English railway engineer

William Adams (15 October 1823 – 7 August 1904) was an English railway engineer. He was the Locomotive Superintendent of the North London Railway from 1858 to 1873; the Great Eastern Railway from 1873 until 1878 and the London and South Western Railway from then until his retirement in 1895. He is best known for his locomotives featuring the Adams bogie, a device with lateral centring springs (initially made of rubber) to improve high-speed stability. He should not be mistaken for William Bridges Adams (1797–1872) a locomotive engineer who, confusingly, invented the Adams axle – a radial axle that William Adams incorporated in designs for the London and South Western Railway.

==History==
Adams was born on 15 October 1823 in Mill Place, Limehouse, London, where his father was resident engineer of the nearby East and West India Dock Company. After private schooling in Margate, Kent he was apprenticed to his father's works. The railway surveyor Charles Vignoles had previously worked on the construction of the London dock basins and this association then secured a position for Adams as an assistant in his drawing office. The final years of apprenticeship were spent at the Orchard Wharf works of Miller & Ravenhill, builders of engines for steamships.

In 1848 Adams became assistant works manager for Philip Taylor, an ironfounder, millwright and former assistant to Marc Brunel, who had formed Taylor & Prandi, a partnership to build and install marine engines from workshops in Marseille and Genoa. Fluent in French and Italian, Adams soon found himself effectively a superintendent engineer for the Royal Sardinian Navy, with the standing of a government official. (The Kingdom of Sardinia then encompassed Genoa and much of what is now north-west Italy.) In 1852 he married Isabella Park, the daughter of another English millwright working in Genoa. When Taylor and Prandi failed through debt in 1852, Adams returned to England.

On his return to England Adams initially worked as a surveyor: considering possible routes for a railway on the Isle of Wight, overseeing construction work at Cardiff Docks and planning and equipping new workshops at Bow for the East and West India Docks and Birmingham Junction Railway, soon to change its name to the North London Railway. This led to his appointment as the company's locomotive engineer in 1854, a post he held for eighteen years. Here he introduced his noted series of 4-4-0 tank engines, the first to use the laterally-sprung bogie, and the first continuous train brake.

(Work request A) Decide whether each statement agrees with the William Adams biography, answering yes or no and quoting the words of the biography that settle it: (i) Adams was born in Limehouse, London; (ii) Adams invented the Adams axle; (iii) Adams was fluent in French and Italian.
(Work request B) Resume the William Adams biography after its last sentence.
The listing that comes next is separate material and not part of the William Adams biography.

(Input data)
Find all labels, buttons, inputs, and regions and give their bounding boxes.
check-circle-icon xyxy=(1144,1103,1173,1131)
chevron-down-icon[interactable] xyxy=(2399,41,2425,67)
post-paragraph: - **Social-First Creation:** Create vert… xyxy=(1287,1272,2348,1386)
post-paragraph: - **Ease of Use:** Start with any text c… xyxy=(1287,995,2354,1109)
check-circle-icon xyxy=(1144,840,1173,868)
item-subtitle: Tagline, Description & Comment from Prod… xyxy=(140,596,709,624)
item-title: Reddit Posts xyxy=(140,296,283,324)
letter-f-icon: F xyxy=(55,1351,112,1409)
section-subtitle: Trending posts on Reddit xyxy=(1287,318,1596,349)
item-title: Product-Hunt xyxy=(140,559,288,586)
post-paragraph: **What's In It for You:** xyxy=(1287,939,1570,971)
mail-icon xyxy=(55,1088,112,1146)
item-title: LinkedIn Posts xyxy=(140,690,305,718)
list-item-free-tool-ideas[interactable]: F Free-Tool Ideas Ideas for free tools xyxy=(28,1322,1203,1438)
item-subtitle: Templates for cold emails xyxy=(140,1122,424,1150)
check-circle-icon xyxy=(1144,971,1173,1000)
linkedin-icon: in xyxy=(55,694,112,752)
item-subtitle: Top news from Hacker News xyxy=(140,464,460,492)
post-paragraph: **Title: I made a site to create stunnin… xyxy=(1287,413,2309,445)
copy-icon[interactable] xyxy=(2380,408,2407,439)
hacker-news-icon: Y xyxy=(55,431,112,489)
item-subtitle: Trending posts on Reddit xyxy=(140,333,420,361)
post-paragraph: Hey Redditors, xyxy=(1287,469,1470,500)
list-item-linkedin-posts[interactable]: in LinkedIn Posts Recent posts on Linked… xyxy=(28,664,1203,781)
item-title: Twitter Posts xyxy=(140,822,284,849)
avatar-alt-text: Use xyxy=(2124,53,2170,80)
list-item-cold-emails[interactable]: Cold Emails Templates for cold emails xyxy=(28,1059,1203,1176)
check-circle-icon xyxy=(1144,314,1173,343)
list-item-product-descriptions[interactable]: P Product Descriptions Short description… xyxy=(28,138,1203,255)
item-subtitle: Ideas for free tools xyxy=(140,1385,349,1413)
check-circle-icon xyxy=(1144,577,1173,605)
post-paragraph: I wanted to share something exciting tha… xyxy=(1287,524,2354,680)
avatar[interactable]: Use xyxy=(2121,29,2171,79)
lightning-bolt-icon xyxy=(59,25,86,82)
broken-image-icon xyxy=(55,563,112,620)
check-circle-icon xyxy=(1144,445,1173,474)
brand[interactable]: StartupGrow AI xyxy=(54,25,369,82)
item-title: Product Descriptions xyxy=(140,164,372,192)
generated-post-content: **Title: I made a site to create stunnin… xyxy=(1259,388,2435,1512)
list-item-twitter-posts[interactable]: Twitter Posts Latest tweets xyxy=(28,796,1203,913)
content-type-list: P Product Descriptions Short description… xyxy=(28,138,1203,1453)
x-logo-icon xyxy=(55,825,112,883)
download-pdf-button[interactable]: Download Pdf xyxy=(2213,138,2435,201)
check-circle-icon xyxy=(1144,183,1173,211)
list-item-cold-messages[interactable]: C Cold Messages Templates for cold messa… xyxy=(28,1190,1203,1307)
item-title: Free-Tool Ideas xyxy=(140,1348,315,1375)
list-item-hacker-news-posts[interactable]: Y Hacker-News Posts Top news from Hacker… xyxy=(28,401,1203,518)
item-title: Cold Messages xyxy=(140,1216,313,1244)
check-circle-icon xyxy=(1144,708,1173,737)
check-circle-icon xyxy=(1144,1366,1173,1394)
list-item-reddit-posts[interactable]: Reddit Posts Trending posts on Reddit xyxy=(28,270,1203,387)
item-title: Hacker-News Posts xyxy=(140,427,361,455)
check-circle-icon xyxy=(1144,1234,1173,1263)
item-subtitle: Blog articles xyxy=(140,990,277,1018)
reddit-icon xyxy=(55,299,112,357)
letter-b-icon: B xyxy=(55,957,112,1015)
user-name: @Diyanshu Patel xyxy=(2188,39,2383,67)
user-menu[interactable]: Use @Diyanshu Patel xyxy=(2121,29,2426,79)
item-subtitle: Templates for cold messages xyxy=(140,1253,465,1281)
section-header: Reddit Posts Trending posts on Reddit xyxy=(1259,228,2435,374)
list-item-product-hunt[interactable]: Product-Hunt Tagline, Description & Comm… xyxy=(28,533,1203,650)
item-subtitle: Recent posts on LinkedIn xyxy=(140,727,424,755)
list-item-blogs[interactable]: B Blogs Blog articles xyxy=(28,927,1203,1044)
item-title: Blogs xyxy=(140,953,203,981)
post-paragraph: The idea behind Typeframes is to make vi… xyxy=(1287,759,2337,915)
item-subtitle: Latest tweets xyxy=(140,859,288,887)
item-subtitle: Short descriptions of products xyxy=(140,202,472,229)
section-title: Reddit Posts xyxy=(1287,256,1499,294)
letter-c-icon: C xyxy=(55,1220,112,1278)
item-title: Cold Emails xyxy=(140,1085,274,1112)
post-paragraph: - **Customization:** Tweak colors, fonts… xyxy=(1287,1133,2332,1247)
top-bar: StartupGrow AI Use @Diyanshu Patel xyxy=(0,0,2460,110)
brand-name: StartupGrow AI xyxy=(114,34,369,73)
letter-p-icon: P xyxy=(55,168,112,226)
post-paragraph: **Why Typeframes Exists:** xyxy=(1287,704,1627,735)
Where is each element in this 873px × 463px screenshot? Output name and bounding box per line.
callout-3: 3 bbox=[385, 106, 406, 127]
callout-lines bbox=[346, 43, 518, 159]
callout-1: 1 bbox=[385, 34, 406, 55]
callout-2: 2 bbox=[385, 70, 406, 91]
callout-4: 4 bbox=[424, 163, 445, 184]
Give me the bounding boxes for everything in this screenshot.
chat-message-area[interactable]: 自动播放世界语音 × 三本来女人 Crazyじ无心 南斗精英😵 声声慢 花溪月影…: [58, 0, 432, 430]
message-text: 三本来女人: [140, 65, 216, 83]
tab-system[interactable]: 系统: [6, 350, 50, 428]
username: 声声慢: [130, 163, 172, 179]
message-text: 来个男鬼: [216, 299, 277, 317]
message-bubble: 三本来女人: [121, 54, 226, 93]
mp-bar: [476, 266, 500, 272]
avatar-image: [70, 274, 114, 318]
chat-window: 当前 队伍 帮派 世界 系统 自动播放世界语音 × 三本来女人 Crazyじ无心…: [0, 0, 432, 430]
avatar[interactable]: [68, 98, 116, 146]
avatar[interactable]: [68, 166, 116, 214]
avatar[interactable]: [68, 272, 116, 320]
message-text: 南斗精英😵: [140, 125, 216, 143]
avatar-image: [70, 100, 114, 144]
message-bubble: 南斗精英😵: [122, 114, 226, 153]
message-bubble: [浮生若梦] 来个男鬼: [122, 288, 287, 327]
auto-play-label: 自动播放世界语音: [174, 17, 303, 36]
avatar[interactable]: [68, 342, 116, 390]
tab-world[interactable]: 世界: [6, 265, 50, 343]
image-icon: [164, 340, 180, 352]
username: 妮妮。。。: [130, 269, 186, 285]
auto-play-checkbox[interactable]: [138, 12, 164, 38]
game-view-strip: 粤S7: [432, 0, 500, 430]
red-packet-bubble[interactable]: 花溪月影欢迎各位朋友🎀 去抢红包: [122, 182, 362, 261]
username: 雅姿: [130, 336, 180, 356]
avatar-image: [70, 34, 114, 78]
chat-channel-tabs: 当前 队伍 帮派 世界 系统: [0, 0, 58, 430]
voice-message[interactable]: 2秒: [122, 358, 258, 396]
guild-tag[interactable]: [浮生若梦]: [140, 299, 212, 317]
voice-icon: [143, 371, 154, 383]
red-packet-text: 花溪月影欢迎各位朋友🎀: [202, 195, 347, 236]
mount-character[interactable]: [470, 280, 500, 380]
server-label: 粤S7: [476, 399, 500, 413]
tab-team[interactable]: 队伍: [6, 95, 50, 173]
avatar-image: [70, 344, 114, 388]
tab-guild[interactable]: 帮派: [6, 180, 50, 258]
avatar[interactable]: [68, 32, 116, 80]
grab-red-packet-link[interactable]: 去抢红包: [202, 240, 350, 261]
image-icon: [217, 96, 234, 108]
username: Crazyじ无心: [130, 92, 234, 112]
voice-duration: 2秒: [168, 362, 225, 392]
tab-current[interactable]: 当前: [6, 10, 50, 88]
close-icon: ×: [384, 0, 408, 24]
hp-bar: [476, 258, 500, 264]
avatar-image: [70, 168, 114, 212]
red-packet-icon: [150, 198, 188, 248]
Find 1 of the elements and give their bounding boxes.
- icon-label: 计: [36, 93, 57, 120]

(Response area A)
(i) Yes: "Adams was born on 15 October 1823 in Mill Place, Limehouse, London"
(ii) No: "William Bridges Adams (1797–1872) a locomotive engineer who, confusingly, invented the Adams axle"
(iii) Yes: "Fluent in French and Italian"

(Response area B)
In 1873 Adams took up a similar position with the nearby Great Eastern Railway (GER). There he did not well appreciate the different requirements of the line, a far-flung concern compared with the North London, and his locomotive designs for the company were found to be underpowered for main-line work. However his refitting of the company's Stratford works using modern, standardised equipment saved a great deal of money and, when he left for the London and South Western Railway in 1878, his reputation was intact.

Adams produced five locomotive designs for the GER, including two sizes of suburban passenger tank engine, an express passenger class, and a design for heavy coal traffic. This last, the 527 class, was the first 2-6-0 to be built for service in Britain, although they did not enter service until his successor Massey Bromley had taken office and incorporated some modifications to the design. He also designed the highly successful 1 class 4-4-2T for the London Tilbury and Southend Railway, most of which gave more than fifty years service.

On the LSWR he designed 524 locomotives, supervised the expansion of Nine Elms Works and the transfer of the Carriage and Wagon Works to Eastleigh. Failing health forced his retirement on 29 May 1895 whilst living in Carlton House on Putney Hill. He lived elsewhere in Putney until his death on 7 August 1904. Five of Adams's locomotives survived into preservation; two 'B4's, one 'O2', one 'T3' and one '415' radial tank. As of October 2023, two were in full working order and operational; O2 No. 24 "Calbourne" of 1891 on the Isle of Wight Steam Railway, and T3 No. 563 of 1893 on the Swanage Railway.

==Locomotives==
===North London===

- see: Locomotives of the North London Railway

===Great Eastern===
- 61 class 0-4-4T
- 265 class 4-4-0
- K9 class 0-4-2T
- 230 class 0-4-0T
- 527 class 2-6-0

===LT&SR===
- 1 class 4-4-2T

===LSWR===
- 380 class 4-4-0
- 135 class 4-4-0
- 395 class 0-6-0
- 46 class 4-4-0T (later rebuilt as 4-4-2T)
- 415 class 4-4-2T "Radial tanks" (noted for their long service on the Lyme Regis branch line).
- 445 class 4-4-0
- 460 class 4-4-0
- A12 class 0-4-2 "Jubilees"
- T1 class 0-4-4T
- O2 class 0-4-4T (noted for their long service on the Isle of Wight).
- X2 class 4-4-0
- T3 class 4-4-0
- B4 class 0-4-0T "Dock tanks"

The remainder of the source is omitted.